### RECORDS TO PROCESS

## begin

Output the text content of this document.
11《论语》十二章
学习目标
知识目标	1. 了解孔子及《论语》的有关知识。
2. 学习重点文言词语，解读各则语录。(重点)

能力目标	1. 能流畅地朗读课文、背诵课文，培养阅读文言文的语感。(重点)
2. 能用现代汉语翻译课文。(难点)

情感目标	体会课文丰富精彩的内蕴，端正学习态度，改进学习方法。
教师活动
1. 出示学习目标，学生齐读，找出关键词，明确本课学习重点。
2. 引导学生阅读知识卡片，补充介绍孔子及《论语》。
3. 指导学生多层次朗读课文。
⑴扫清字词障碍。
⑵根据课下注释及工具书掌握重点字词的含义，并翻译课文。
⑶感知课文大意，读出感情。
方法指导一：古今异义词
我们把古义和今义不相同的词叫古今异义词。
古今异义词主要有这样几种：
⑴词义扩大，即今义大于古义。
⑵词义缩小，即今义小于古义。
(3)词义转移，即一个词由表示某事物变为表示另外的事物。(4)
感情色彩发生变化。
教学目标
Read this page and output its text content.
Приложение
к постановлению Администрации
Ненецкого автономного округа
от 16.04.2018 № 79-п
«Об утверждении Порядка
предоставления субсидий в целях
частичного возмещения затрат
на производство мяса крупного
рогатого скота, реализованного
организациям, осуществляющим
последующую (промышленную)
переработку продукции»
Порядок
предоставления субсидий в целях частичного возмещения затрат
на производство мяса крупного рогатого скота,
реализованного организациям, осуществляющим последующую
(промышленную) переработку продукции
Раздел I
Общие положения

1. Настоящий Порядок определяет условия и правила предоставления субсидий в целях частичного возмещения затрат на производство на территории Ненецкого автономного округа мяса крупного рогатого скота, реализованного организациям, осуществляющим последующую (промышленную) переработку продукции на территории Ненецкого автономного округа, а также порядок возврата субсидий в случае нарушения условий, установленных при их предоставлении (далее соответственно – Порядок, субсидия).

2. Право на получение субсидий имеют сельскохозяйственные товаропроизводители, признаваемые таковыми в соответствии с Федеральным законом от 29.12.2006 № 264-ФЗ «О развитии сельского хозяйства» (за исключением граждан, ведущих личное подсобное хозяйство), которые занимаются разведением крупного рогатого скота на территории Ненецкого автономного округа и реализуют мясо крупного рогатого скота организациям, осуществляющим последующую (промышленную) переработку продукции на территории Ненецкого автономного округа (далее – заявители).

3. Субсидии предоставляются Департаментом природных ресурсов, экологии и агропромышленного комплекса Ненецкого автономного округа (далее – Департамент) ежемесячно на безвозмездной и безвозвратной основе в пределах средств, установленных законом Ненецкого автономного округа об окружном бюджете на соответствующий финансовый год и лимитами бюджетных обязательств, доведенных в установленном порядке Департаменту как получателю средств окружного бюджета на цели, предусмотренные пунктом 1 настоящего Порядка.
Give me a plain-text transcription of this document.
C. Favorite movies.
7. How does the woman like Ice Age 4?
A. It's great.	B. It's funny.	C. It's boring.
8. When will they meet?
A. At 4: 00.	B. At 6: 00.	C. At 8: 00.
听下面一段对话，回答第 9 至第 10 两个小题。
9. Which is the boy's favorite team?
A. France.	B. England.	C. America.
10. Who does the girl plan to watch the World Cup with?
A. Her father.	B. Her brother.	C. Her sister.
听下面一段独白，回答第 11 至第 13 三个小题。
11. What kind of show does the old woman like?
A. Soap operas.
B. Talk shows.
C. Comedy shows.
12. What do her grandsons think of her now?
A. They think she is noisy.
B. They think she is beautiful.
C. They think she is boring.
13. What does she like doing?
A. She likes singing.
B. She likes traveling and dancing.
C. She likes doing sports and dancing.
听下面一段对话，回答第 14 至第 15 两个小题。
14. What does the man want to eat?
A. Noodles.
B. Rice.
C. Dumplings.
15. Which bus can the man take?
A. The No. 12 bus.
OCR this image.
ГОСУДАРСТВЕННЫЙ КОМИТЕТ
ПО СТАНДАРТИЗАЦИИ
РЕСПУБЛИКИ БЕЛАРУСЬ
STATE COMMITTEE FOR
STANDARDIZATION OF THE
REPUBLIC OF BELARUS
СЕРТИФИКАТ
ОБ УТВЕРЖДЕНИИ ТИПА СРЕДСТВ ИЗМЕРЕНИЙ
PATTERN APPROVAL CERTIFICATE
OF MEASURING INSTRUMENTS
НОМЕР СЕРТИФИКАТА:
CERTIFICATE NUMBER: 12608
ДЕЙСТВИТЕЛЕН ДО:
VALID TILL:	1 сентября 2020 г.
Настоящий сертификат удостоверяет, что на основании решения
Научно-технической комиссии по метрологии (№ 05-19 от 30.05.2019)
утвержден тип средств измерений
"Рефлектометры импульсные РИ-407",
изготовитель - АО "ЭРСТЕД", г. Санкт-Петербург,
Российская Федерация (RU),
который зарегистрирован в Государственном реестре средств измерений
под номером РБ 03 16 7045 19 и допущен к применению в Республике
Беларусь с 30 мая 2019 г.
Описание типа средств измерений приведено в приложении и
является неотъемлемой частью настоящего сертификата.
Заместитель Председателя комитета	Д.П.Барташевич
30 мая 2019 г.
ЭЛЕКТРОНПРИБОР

## end

### WRITTEN EXERCISE
Each entry above is to be set down again in exactly the same words.

### SOLUTION
Output the text content of this document.
11《论语》十二章
学习目标
知识目标	1. 了解孔子及《论语》的有关知识。
2. 学习重点文言词语，解读各则语录。(重点)

能力目标	1. 能流畅地朗读课文、背诵课文，培养阅读文言文的语感。(重点)
2. 能用现代汉语翻译课文。(难点)

情感目标	体会课文丰富精彩的内蕴，端正学习态度，改进学习方法。
教师活动
1. 出示学习目标，学生齐读，找出关键词，明确本课学习重点。
2. 引导学生阅读知识卡片，补充介绍孔子及《论语》。
3. 指导学生多层次朗读课文。
⑴扫清字词障碍。
⑵根据课下注释及工具书掌握重点字词的含义，并翻译课文。
⑶感知课文大意，读出感情。
方法指导一：古今异义词
我们把古义和今义不相同的词叫古今异义词。
古今异义词主要有这样几种：
⑴词义扩大，即今义大于古义。
⑵词义缩小，即今义小于古义。
(3)词义转移，即一个词由表示某事物变为表示另外的事物。(4)
感情色彩发生变化。
教学目标
Read this page and output its text content.
Приложение
к постановлению Администрации
Ненецкого автономного округа
от 16.04.2018 № 79-п
«Об утверждении Порядка
предоставления субсидий в целях
частичного возмещения затрат
на производство мяса крупного
рогатого скота, реализованного
организациям, осуществляющим
последующую (промышленную)
переработку продукции»
Порядок
предоставления субсидий в целях частичного возмещения затрат
на производство мяса крупного рогатого скота,
реализованного организациям, осуществляющим последующую
(промышленную) переработку продукции
Раздел I
Общие положения

1. Настоящий Порядок определяет условия и правила предоставления субсидий в целях частичного возмещения затрат на производство на территории Ненецкого автономного округа мяса крупного рогатого скота, реализованного организациям, осуществляющим последующую (промышленную) переработку продукции на территории Ненецкого автономного округа, а также порядок возврата субсидий в случае нарушения условий, установленных при их предоставлении (далее соответственно – Порядок, субсидия).

2. Право на получение субсидий имеют сельскохозяйственные товаропроизводители, признаваемые таковыми в соответствии с Федеральным законом от 29.12.2006 № 264-ФЗ «О развитии сельского хозяйства» (за исключением граждан, ведущих личное подсобное хозяйство), которые занимаются разведением крупного рогатого скота на территории Ненецкого автономного округа и реализуют мясо крупного рогатого скота организациям, осуществляющим последующую (промышленную) переработку продукции на территории Ненецкого автономного округа (далее – заявители).

3. Субсидии предоставляются Департаментом природных ресурсов, экологии и агропромышленного комплекса Ненецкого автономного округа (далее – Департамент) ежемесячно на безвозмездной и безвозвратной основе в пределах средств, установленных законом Ненецкого автономного округа об окружном бюджете на соответствующий финансовый год и лимитами бюджетных обязательств, доведенных в установленном порядке Департаменту как получателю средств окружного бюджета на цели, предусмотренные пунктом 1 настоящего Порядка.
Give me a plain-text transcription of this document.
C. Favorite movies.
7. How does the woman like Ice Age 4?
A. It's great.	B. It's funny.	C. It's boring.
8. When will they meet?
A. At 4: 00.	B. At 6: 00.	C. At 8: 00.
听下面一段对话，回答第 9 至第 10 两个小题。
9. Which is the boy's favorite team?
A. France.	B. England.	C. America.
10. Who does the girl plan to watch the World Cup with?
A. Her father.	B. Her brother.	C. Her sister.
听下面一段独白，回答第 11 至第 13 三个小题。
11. What kind of show does the old woman like?
A. Soap operas.
B. Talk shows.
C. Comedy shows.
12. What do her grandsons think of her now?
A. They think she is noisy.
B. They think she is beautiful.
C. They think she is boring.
13. What does she like doing?
A. She likes singing.
B. She likes traveling and dancing.
C. She likes doing sports and dancing.
听下面一段对话，回答第 14 至第 15 两个小题。
14. What does the man want to eat?
A. Noodles.
B. Rice.
C. Dumplings.
15. Which bus can the man take?
A. The No. 12 bus.
OCR this image.
ГОСУДАРСТВЕННЫЙ КОМИТЕТ
ПО СТАНДАРТИЗАЦИИ
РЕСПУБЛИКИ БЕЛАРУСЬ
STATE COMMITTEE FOR
STANDARDIZATION OF THE
REPUBLIC OF BELARUS
СЕРТИФИКАТ
ОБ УТВЕРЖДЕНИИ ТИПА СРЕДСТВ ИЗМЕРЕНИЙ
PATTERN APPROVAL CERTIFICATE
OF MEASURING INSTRUMENTS
НОМЕР СЕРТИФИКАТА:
CERTIFICATE NUMBER: 12608
ДЕЙСТВИТЕЛЕН ДО:
VALID TILL:	1 сентября 2020 г.
Настоящий сертификат удостоверяет, что на основании решения
Научно-технической комиссии по метрологии (№ 05-19 от 30.05.2019)
утвержден тип средств измерений
"Рефлектометры импульсные РИ-407",
изготовитель - АО "ЭРСТЕД", г. Санкт-Петербург,
Российская Федерация (RU),
который зарегистрирован в Государственном реестре средств измерений
под номером РБ 03 16 7045 19 и допущен к применению в Республике
Беларусь с 30 мая 2019 г.
Описание типа средств измерений приведено в приложении и
является неотъемлемой частью настоящего сертификата.
Заместитель Председателя комитета	Д.П.Барташевич
30 мая 2019 г.
ЭЛЕКТРОНПРИБОР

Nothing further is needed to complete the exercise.